> [INSTRUCTION]
Your task is to copy every line of the records below that contains "χῶρον".

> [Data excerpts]
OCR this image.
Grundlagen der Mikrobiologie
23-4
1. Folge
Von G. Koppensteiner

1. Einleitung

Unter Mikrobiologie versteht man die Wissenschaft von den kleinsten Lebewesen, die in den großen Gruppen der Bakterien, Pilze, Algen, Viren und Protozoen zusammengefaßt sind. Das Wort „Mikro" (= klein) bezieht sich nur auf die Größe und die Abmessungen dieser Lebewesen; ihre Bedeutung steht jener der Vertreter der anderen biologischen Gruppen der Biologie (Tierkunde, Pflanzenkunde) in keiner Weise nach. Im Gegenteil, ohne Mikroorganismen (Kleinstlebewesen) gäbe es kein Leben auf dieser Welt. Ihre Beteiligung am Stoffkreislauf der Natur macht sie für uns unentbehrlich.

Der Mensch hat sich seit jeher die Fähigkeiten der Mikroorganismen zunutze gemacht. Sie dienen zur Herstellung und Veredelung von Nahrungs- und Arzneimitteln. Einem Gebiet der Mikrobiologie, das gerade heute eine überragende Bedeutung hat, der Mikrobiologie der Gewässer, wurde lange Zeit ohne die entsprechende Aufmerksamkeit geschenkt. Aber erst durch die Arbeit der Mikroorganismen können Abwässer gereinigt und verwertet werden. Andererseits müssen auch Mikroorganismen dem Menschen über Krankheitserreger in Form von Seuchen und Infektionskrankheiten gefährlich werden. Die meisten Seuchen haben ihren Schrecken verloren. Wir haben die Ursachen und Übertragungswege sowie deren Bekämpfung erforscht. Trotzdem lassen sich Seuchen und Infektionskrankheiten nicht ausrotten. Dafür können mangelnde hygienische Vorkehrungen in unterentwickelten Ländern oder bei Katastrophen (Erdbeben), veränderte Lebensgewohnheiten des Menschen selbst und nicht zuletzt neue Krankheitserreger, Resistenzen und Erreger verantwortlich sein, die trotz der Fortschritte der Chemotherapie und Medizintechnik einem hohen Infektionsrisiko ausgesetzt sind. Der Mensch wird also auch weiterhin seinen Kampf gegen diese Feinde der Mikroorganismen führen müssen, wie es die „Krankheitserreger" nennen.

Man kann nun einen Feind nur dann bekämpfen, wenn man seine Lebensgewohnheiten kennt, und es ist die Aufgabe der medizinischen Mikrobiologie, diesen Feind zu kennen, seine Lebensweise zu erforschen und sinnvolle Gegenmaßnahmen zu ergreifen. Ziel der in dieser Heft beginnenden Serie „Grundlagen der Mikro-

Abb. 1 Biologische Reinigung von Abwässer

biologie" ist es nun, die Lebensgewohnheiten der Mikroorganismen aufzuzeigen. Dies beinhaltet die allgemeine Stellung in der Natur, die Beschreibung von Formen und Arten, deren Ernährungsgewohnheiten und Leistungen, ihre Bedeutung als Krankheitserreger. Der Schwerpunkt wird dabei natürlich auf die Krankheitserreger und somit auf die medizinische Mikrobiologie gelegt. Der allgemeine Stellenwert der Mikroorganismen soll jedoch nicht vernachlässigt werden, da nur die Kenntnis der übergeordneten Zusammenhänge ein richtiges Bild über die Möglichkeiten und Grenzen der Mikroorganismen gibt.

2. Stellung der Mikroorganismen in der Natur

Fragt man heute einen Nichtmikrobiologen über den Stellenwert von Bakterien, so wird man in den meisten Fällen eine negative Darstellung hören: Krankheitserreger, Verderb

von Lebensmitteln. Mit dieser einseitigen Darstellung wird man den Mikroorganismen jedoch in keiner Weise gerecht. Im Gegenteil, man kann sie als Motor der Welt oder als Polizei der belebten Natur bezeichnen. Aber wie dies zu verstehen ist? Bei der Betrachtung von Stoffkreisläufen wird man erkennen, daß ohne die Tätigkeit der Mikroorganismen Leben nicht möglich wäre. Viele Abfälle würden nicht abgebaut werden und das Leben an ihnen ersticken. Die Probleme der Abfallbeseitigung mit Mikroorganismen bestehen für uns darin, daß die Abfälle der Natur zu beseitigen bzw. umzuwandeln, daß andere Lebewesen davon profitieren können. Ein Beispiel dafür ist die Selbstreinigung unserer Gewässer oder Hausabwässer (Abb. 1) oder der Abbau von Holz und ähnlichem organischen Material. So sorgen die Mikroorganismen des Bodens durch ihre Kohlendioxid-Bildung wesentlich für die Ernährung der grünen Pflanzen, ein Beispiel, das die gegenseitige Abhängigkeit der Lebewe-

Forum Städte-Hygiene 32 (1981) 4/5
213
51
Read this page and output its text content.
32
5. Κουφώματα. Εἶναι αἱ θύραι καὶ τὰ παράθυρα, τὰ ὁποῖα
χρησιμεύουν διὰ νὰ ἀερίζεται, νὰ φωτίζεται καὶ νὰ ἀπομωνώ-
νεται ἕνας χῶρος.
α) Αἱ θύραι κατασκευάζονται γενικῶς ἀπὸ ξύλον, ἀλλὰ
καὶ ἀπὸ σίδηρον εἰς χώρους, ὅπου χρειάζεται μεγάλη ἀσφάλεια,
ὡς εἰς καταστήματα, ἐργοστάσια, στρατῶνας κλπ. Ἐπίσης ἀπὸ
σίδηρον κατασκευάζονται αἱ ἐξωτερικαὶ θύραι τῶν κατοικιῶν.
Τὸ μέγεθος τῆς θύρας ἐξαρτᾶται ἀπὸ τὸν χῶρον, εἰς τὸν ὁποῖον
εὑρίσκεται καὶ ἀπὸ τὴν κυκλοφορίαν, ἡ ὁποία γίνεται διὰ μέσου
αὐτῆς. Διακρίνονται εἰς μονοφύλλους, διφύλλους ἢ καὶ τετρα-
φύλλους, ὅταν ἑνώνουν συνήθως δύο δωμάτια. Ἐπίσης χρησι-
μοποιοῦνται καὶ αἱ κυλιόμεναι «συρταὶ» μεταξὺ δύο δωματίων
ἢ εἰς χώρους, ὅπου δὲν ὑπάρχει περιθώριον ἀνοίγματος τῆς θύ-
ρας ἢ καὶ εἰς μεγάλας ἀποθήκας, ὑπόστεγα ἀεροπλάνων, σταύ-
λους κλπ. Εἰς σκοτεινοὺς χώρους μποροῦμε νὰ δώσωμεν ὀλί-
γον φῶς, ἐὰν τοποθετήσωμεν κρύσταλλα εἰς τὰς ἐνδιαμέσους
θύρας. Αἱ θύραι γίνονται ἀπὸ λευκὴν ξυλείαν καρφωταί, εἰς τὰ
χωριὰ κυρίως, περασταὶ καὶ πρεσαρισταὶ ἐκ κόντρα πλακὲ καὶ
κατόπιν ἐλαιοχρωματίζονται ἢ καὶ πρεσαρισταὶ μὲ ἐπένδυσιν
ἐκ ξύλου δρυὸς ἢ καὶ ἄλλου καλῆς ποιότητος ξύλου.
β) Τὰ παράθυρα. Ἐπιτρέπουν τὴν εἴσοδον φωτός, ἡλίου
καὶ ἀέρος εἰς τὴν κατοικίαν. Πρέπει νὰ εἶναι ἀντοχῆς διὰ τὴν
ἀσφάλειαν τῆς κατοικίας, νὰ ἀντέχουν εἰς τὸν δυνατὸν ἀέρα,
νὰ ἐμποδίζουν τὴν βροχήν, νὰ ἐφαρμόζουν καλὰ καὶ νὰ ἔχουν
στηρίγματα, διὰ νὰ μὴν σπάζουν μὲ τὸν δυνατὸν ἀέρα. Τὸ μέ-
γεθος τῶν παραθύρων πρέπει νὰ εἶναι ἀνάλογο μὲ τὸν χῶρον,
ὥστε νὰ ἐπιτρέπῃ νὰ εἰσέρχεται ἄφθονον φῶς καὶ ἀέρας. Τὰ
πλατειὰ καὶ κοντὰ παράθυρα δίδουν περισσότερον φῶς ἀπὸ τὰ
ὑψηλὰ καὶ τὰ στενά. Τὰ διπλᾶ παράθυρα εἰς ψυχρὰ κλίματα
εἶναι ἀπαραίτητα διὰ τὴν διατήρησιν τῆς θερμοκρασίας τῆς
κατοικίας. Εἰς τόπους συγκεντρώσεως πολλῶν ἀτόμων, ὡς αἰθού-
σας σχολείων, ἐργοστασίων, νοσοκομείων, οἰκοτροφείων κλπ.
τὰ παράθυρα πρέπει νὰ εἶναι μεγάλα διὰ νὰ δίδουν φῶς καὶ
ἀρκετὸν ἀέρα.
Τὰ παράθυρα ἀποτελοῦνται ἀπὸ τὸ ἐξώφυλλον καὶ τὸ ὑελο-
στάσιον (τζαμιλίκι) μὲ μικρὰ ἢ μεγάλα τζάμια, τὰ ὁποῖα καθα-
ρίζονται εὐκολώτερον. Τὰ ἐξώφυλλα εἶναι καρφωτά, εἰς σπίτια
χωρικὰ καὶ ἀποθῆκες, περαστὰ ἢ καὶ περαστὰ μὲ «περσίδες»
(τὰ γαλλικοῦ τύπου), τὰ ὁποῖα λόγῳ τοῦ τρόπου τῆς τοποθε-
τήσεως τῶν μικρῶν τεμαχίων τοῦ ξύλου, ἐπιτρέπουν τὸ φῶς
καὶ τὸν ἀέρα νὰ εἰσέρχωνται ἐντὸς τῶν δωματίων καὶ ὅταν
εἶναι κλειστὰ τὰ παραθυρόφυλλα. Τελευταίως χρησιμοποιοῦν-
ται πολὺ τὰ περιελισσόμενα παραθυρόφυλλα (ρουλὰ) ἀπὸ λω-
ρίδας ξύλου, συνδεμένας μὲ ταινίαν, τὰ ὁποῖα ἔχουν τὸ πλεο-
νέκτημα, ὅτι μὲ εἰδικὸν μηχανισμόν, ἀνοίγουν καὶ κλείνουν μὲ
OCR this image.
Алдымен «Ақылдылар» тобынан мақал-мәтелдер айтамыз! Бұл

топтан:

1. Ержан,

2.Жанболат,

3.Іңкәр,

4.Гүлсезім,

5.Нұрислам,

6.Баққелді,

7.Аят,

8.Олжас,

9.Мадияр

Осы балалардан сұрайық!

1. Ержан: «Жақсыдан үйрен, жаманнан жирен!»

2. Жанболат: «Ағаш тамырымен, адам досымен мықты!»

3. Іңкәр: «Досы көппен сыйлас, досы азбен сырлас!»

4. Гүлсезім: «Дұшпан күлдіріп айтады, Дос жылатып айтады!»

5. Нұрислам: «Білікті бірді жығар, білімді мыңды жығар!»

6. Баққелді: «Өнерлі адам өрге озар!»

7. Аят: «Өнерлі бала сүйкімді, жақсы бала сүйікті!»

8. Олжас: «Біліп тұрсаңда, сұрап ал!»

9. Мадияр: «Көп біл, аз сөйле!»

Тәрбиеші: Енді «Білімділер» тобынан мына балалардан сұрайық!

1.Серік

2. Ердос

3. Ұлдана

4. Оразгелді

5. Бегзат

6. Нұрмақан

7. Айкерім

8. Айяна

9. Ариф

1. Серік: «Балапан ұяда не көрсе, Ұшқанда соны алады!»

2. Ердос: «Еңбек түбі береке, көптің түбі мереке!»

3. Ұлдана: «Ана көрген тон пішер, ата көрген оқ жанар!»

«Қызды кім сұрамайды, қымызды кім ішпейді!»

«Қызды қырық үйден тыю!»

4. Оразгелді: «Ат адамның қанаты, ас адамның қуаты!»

> [WORKED SOLUTION]
Τὸ μέγεθος τῆς θύρας ἐξαρτᾶται ἀπὸ τὸν χῶρον, εἰς τὸν ὁποῖον
γεθος τῶν παραθύρων πρέπει νὰ εἶναι ἀνάλογο μὲ τὸν χῶρον,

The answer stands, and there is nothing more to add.